Description of the task
Retype, without changes, every line from the line that contains "Convert this screenshot" through the final line of the records. Exclude pictures.

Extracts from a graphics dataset
◇ ◇ ◇ ◇

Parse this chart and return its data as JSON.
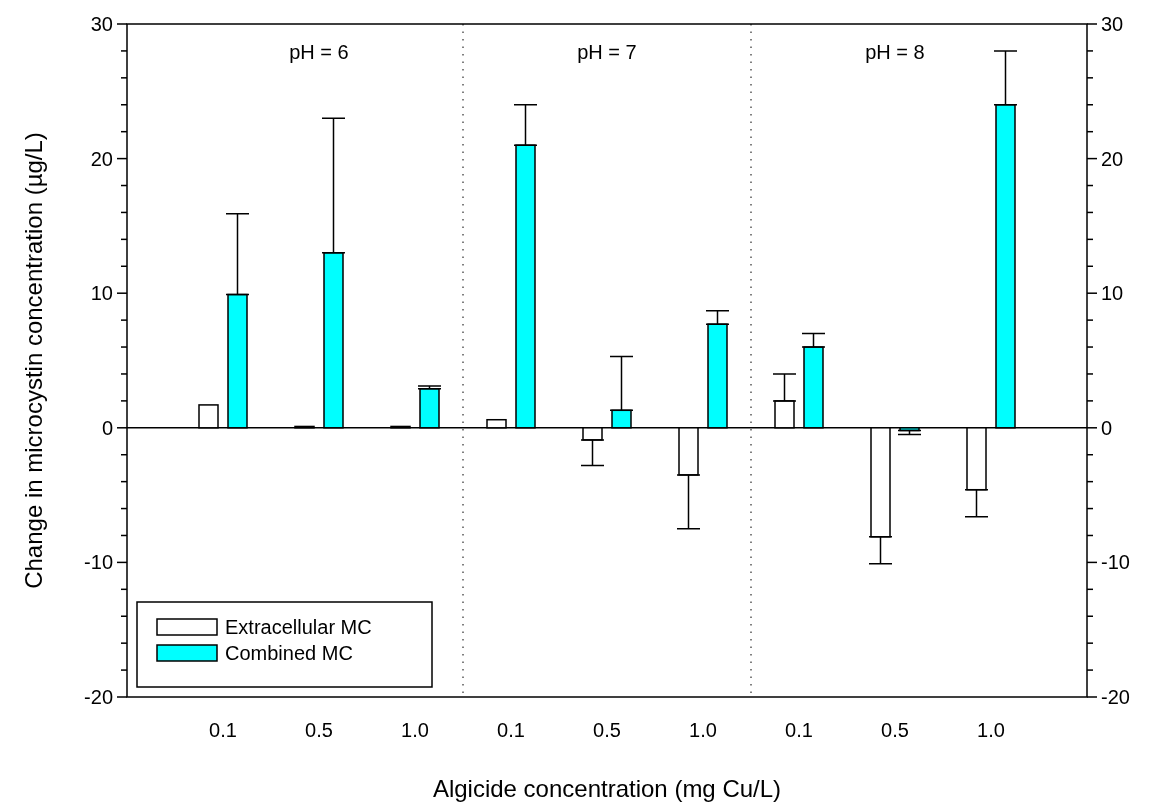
{
  "chart_data": {
    "type": "bar",
    "xlabel": "Algicide concentration (mg Cu/L)",
    "ylabel": "Change in microcystin concentration (µg/L)",
    "categories": [
      "0.1",
      "0.5",
      "1.0",
      "0.1",
      "0.5",
      "1.0",
      "0.1",
      "0.5",
      "1.0"
    ],
    "series": [
      {
        "name": "Extracellular MC",
        "color": "#ffffff",
        "values": [
          1.7,
          0.1,
          0.1,
          0.6,
          -0.9,
          -3.5,
          2.0,
          -8.1,
          -4.6
        ],
        "errors": [
          null,
          null,
          null,
          null,
          [
            -2.8,
            -0.9
          ],
          [
            -7.5,
            -3.5
          ],
          [
            2.0,
            4.0
          ],
          [
            -10.1,
            -8.1
          ],
          [
            -6.6,
            -4.6
          ]
        ]
      },
      {
        "name": "Combined MC",
        "color": "#00ffff",
        "values": [
          9.9,
          13.0,
          2.9,
          21.0,
          1.3,
          7.7,
          6.0,
          -0.2,
          24.0
        ],
        "errors": [
          [
            9.9,
            15.9
          ],
          [
            13.0,
            23.0
          ],
          [
            2.9,
            3.1
          ],
          [
            21.0,
            24.0
          ],
          [
            1.3,
            5.3
          ],
          [
            7.7,
            8.7
          ],
          [
            6.0,
            7.0
          ],
          [
            -0.5,
            -0.2
          ],
          [
            24.0,
            28.0
          ]
        ]
      }
    ],
    "ylim": [
      -20,
      30
    ],
    "yticks": [
      -20,
      {
        "value": -18,
        "label": null
      },
      {
        "value": -16,
        "label": null
      },
      {
        "value": -14,
        "label": null
      },
      {
        "value": -12,
        "label": null
      },
      -10,
      {
        "value": -8,
        "label": null
      },
      {
        "value": -6,
        "label": null
      },
      {
        "value": -4,
        "label": null
      },
      {
        "value": -2,
        "label": null
      },
      0,
      {
        "value": 2,
        "label": null
      },
      {
        "value": 4,
        "label": null
      },
      {
        "value": 6,
        "label": null
      },
      {
        "value": 8,
        "label": null
      },
      10,
      {
        "value": 12,
        "label": null
      },
      {
        "value": 14,
        "label": null
      },
      {
        "value": 16,
        "label": null
      },
      {
        "value": 18,
        "label": null
      },
      20,
      {
        "value": 22,
        "label": null
      },
      {
        "value": 24,
        "label": null
      },
      {
        "value": 26,
        "label": null
      },
      {
        "value": 28,
        "label": null
      },
      30
    ],
    "y2lim": [
      -20,
      30
    ],
    "y2ticks": [
      -20,
      {
        "value": -18,
        "label": null
      },
      {
        "value": -16,
        "label": null
      },
      {
        "value": -14,
        "label": null
      },
      {
        "value": -12,
        "label": null
      },
      -10,
      {
        "value": -8,
        "label": null
      },
      {
        "value": -6,
        "label": null
      },
      {
        "value": -4,
        "label": null
      },
      {
        "value": -2,
        "label": null
      },
      0,
      {
        "value": 2,
        "label": null
      },
      {
        "value": 4,
        "label": null
      },
      {
        "value": 6,
        "label": null
      },
      {
        "value": 8,
        "label": null
      },
      10,
      {
        "value": 12,
        "label": null
      },
      {
        "value": 14,
        "label": null
      },
      {
        "value": 16,
        "label": null
      },
      {
        "value": 18,
        "label": null
      },
      20,
      {
        "value": 22,
        "label": null
      },
      {
        "value": 24,
        "label": null
      },
      {
        "value": 26,
        "label": null
      },
      {
        "value": 28,
        "label": null
      },
      30
    ],
    "annotations": [
      "pH = 6",
      "pH = 7",
      "pH = 8"
    ],
    "legend": "bottom left",
    "grid": false
  }
}
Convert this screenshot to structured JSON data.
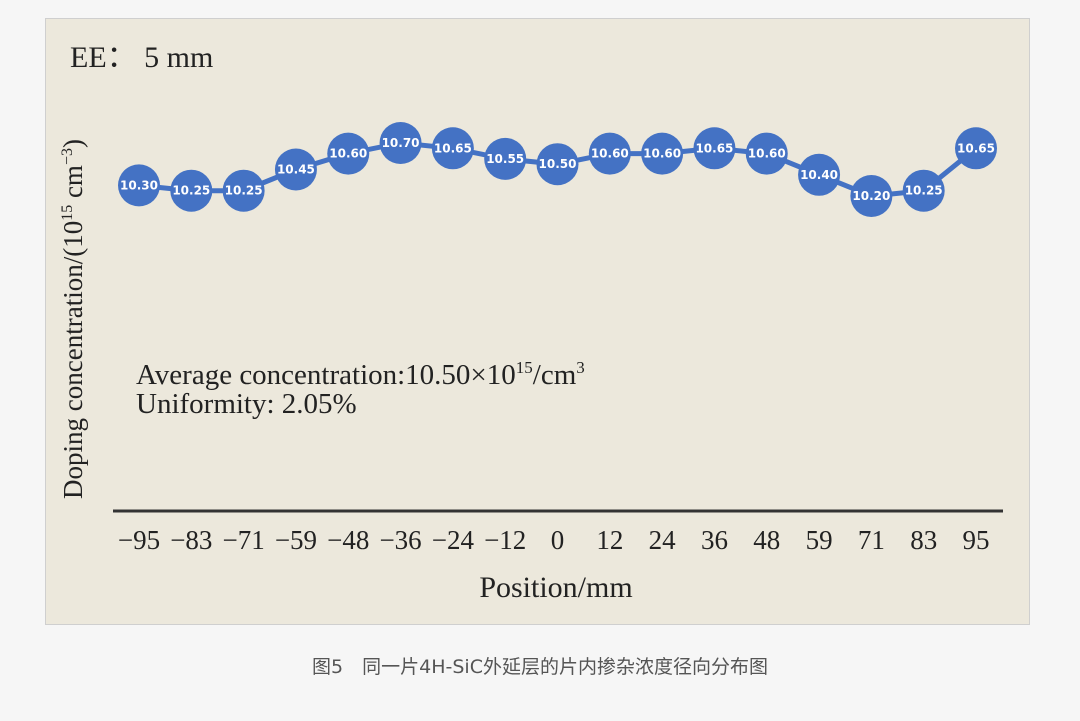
{
  "chart_data": {
    "type": "line",
    "title": "EE： 5 mm",
    "xlabel": "Position/mm",
    "ylabel_main": "Doping concentration/(10",
    "ylabel_exp1": "15",
    "ylabel_unit": " cm",
    "ylabel_exp2": "−3",
    "ylabel_close": ")",
    "categories": [
      "−95",
      "−83",
      "−71",
      "−59",
      "−48",
      "−36",
      "−24",
      "−12",
      "0",
      "12",
      "24",
      "36",
      "48",
      "59",
      "71",
      "83",
      "95"
    ],
    "values": [
      10.3,
      10.25,
      10.25,
      10.45,
      10.6,
      10.7,
      10.65,
      10.55,
      10.5,
      10.6,
      10.6,
      10.65,
      10.6,
      10.4,
      10.2,
      10.25,
      10.65
    ],
    "value_labels": [
      "10.30",
      "10.25",
      "10.25",
      "10.45",
      "10.60",
      "10.70",
      "10.65",
      "10.55",
      "10.50",
      "10.60",
      "10.60",
      "10.65",
      "10.60",
      "10.40",
      "10.20",
      "10.25",
      "10.65"
    ],
    "annotation_avg_prefix": "Average concentration:10.50×10",
    "annotation_avg_exp1": "15",
    "annotation_avg_unit": "/cm",
    "annotation_avg_exp2": "3",
    "annotation_uniformity": "Uniformity: 2.05%",
    "grid": false,
    "marker_color": "#4472c4",
    "line_color": "#4472c4"
  },
  "caption": "图5　同一片4H-SiC外延层的片内掺杂浓度径向分布图"
}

◇ ◇ ◇ ◇

Answer to the exercise
Convert this screenshot to structured JSON data.
{
  "chart_data": {
    "type": "line",
    "title": "EE： 5 mm",
    "xlabel": "Position/mm",
    "ylabel_main": "Doping concentration/(10",
    "ylabel_exp1": "15",
    "ylabel_unit": " cm",
    "ylabel_exp2": "−3",
    "ylabel_close": ")",
    "categories": [
      "−95",
      "−83",
      "−71",
      "−59",
      "−48",
      "−36",
      "−24",
      "−12",
      "0",
      "12",
      "24",
      "36",
      "48",
      "59",
      "71",
      "83",
      "95"
    ],
    "values": [
      10.3,
      10.25,
      10.25,
      10.45,
      10.6,
      10.7,
      10.65,
      10.55,
      10.5,
      10.6,
      10.6,
      10.65,
      10.6,
      10.4,
      10.2,
      10.25,
      10.65
    ],
    "value_labels": [
      "10.30",
      "10.25",
      "10.25",
      "10.45",
      "10.60",
      "10.70",
      "10.65",
      "10.55",
      "10.50",
      "10.60",
      "10.60",
      "10.65",
      "10.60",
      "10.40",
      "10.20",
      "10.25",
      "10.65"
    ],
    "annotation_avg_prefix": "Average concentration:10.50×10",
    "annotation_avg_exp1": "15",
    "annotation_avg_unit": "/cm",
    "annotation_avg_exp2": "3",
    "annotation_uniformity": "Uniformity: 2.05%",
    "grid": false,
    "marker_color": "#4472c4",
    "line_color": "#4472c4"
  },
  "caption": "图5　同一片4H-SiC外延层的片内掺杂浓度径向分布图"
}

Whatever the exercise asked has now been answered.